▸ **DIRECTIONS FOR THIS TASK**
The data below must be copied in full and without any change.

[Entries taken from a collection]
--- begin ---

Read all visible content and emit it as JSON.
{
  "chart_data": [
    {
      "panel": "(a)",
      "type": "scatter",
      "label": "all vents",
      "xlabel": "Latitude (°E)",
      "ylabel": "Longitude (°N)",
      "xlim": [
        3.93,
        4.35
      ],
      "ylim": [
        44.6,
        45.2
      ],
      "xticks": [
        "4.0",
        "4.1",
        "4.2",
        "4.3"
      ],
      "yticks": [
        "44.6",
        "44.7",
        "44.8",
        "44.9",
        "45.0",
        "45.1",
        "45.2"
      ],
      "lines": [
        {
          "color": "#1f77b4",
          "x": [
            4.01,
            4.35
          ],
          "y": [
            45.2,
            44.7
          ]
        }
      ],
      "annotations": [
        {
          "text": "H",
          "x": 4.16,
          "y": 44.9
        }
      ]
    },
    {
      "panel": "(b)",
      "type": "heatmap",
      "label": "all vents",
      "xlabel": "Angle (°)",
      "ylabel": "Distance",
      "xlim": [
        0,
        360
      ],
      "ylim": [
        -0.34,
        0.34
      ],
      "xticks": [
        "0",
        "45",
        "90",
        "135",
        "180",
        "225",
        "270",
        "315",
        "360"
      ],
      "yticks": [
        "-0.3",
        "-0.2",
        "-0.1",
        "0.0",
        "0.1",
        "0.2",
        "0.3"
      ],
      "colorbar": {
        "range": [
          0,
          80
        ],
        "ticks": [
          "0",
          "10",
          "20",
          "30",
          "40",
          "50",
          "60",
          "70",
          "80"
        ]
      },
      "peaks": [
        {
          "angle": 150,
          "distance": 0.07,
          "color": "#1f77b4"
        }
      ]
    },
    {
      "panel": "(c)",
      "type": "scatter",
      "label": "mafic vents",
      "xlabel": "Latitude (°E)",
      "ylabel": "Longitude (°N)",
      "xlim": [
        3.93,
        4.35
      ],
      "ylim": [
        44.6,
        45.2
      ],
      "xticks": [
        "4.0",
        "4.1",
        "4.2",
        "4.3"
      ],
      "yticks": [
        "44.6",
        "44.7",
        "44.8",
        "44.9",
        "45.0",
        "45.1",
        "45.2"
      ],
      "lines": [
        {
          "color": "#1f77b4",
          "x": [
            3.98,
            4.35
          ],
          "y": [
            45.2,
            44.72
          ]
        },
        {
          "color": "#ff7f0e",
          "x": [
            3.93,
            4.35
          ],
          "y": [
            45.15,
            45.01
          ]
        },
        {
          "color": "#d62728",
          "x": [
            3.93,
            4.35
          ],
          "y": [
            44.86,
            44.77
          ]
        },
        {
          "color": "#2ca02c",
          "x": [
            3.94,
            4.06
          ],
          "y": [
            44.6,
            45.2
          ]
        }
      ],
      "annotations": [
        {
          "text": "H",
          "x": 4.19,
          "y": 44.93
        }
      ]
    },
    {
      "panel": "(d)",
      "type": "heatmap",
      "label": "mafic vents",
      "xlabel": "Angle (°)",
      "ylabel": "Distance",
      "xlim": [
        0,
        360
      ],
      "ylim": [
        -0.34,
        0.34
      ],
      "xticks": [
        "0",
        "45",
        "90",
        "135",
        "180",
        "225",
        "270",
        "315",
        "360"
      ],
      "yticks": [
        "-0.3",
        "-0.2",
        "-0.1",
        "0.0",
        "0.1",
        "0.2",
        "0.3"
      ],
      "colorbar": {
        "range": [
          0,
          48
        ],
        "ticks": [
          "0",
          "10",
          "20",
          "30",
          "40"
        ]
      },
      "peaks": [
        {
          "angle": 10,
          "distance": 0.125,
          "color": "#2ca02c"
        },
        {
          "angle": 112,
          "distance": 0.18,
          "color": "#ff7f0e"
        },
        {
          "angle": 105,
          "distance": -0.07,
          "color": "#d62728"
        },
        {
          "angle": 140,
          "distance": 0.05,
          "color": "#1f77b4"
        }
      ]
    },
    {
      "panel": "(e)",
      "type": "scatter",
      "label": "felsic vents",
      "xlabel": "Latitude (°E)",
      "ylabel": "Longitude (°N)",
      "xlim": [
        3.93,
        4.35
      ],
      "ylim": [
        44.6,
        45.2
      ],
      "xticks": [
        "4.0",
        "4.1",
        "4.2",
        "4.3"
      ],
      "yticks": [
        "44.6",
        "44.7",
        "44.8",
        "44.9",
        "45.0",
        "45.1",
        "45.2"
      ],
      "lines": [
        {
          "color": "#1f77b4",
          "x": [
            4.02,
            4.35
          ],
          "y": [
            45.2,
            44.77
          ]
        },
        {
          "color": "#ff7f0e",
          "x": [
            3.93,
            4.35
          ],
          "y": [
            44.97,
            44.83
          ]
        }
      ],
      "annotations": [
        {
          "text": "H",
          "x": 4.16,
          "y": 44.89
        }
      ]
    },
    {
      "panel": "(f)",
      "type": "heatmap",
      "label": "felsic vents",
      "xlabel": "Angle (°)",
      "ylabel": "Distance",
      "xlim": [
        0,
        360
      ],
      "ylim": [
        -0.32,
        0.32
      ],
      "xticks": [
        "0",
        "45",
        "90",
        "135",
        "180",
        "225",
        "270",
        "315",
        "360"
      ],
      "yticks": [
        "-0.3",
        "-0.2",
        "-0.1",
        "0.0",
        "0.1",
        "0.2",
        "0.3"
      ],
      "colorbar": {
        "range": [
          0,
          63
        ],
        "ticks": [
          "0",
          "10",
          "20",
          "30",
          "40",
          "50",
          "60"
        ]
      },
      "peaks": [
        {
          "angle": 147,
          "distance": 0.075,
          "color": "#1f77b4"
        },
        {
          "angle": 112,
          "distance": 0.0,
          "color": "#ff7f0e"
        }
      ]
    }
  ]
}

--- end ---

▸ **THE REPLY**
Read all visible content and emit it as JSON.
{
  "chart_data": [
    {
      "panel": "(a)",
      "type": "scatter",
      "label": "all vents",
      "xlabel": "Latitude (°E)",
      "ylabel": "Longitude (°N)",
      "xlim": [
        3.93,
        4.35
      ],
      "ylim": [
        44.6,
        45.2
      ],
      "xticks": [
        "4.0",
        "4.1",
        "4.2",
        "4.3"
      ],
      "yticks": [
        "44.6",
        "44.7",
        "44.8",
        "44.9",
        "45.0",
        "45.1",
        "45.2"
      ],
      "lines": [
        {
          "color": "#1f77b4",
          "x": [
            4.01,
            4.35
          ],
          "y": [
            45.2,
            44.7
          ]
        }
      ],
      "annotations": [
        {
          "text": "H",
          "x": 4.16,
          "y": 44.9
        }
      ]
    },
    {
      "panel": "(b)",
      "type": "heatmap",
      "label": "all vents",
      "xlabel": "Angle (°)",
      "ylabel": "Distance",
      "xlim": [
        0,
        360
      ],
      "ylim": [
        -0.34,
        0.34
      ],
      "xticks": [
        "0",
        "45",
        "90",
        "135",
        "180",
        "225",
        "270",
        "315",
        "360"
      ],
      "yticks": [
        "-0.3",
        "-0.2",
        "-0.1",
        "0.0",
        "0.1",
        "0.2",
        "0.3"
      ],
      "colorbar": {
        "range": [
          0,
          80
        ],
        "ticks": [
          "0",
          "10",
          "20",
          "30",
          "40",
          "50",
          "60",
          "70",
          "80"
        ]
      },
      "peaks": [
        {
          "angle": 150,
          "distance": 0.07,
          "color": "#1f77b4"
        }
      ]
    },
    {
      "panel": "(c)",
      "type": "scatter",
      "label": "mafic vents",
      "xlabel": "Latitude (°E)",
      "ylabel": "Longitude (°N)",
      "xlim": [
        3.93,
        4.35
      ],
      "ylim": [
        44.6,
        45.2
      ],
      "xticks": [
        "4.0",
        "4.1",
        "4.2",
        "4.3"
      ],
      "yticks": [
        "44.6",
        "44.7",
        "44.8",
        "44.9",
        "45.0",
        "45.1",
        "45.2"
      ],
      "lines": [
        {
          "color": "#1f77b4",
          "x": [
            3.98,
            4.35
          ],
          "y": [
            45.2,
            44.72
          ]
        },
        {
          "color": "#ff7f0e",
          "x": [
            3.93,
            4.35
          ],
          "y": [
            45.15,
            45.01
          ]
        },
        {
          "color": "#d62728",
          "x": [
            3.93,
            4.35
          ],
          "y": [
            44.86,
            44.77
          ]
        },
        {
          "color": "#2ca02c",
          "x": [
            3.94,
            4.06
          ],
          "y": [
            44.6,
            45.2
          ]
        }
      ],
      "annotations": [
        {
          "text": "H",
          "x": 4.19,
          "y": 44.93
        }
      ]
    },
    {
      "panel": "(d)",
      "type": "heatmap",
      "label": "mafic vents",
      "xlabel": "Angle (°)",
      "ylabel": "Distance",
      "xlim": [
        0,
        360
      ],
      "ylim": [
        -0.34,
        0.34
      ],
      "xticks": [
        "0",
        "45",
        "90",
        "135",
        "180",
        "225",
        "270",
        "315",
        "360"
      ],
      "yticks": [
        "-0.3",
        "-0.2",
        "-0.1",
        "0.0",
        "0.1",
        "0.2",
        "0.3"
      ],
      "colorbar": {
        "range": [
          0,
          48
        ],
        "ticks": [
          "0",
          "10",
          "20",
          "30",
          "40"
        ]
      },
      "peaks": [
        {
          "angle": 10,
          "distance": 0.125,
          "color": "#2ca02c"
        },
        {
          "angle": 112,
          "distance": 0.18,
          "color": "#ff7f0e"
        },
        {
          "angle": 105,
          "distance": -0.07,
          "color": "#d62728"
        },
        {
          "angle": 140,
          "distance": 0.05,
          "color": "#1f77b4"
        }
      ]
    },
    {
      "panel": "(e)",
      "type": "scatter",
      "label": "felsic vents",
      "xlabel": "Latitude (°E)",
      "ylabel": "Longitude (°N)",
      "xlim": [
        3.93,
        4.35
      ],
      "ylim": [
        44.6,
        45.2
      ],
      "xticks": [
        "4.0",
        "4.1",
        "4.2",
        "4.3"
      ],
      "yticks": [
        "44.6",
        "44.7",
        "44.8",
        "44.9",
        "45.0",
        "45.1",
        "45.2"
      ],
      "lines": [
        {
          "color": "#1f77b4",
          "x": [
            4.02,
            4.35
          ],
          "y": [
            45.2,
            44.77
          ]
        },
        {
          "color": "#ff7f0e",
          "x": [
            3.93,
            4.35
          ],
          "y": [
            44.97,
            44.83
          ]
        }
      ],
      "annotations": [
        {
          "text": "H",
          "x": 4.16,
          "y": 44.89
        }
      ]
    },
    {
      "panel": "(f)",
      "type": "heatmap",
      "label": "felsic vents",
      "xlabel": "Angle (°)",
      "ylabel": "Distance",
      "xlim": [
        0,
        360
      ],
      "ylim": [
        -0.32,
        0.32
      ],
      "xticks": [
        "0",
        "45",
        "90",
        "135",
        "180",
        "225",
        "270",
        "315",
        "360"
      ],
      "yticks": [
        "-0.3",
        "-0.2",
        "-0.1",
        "0.0",
        "0.1",
        "0.2",
        "0.3"
      ],
      "colorbar": {
        "range": [
          0,
          63
        ],
        "ticks": [
          "0",
          "10",
          "20",
          "30",
          "40",
          "50",
          "60"
        ]
      },
      "peaks": [
        {
          "angle": 147,
          "distance": 0.075,
          "color": "#1f77b4"
        },
        {
          "angle": 112,
          "distance": 0.0,
          "color": "#ff7f0e"
        }
      ]
    }
  ]
}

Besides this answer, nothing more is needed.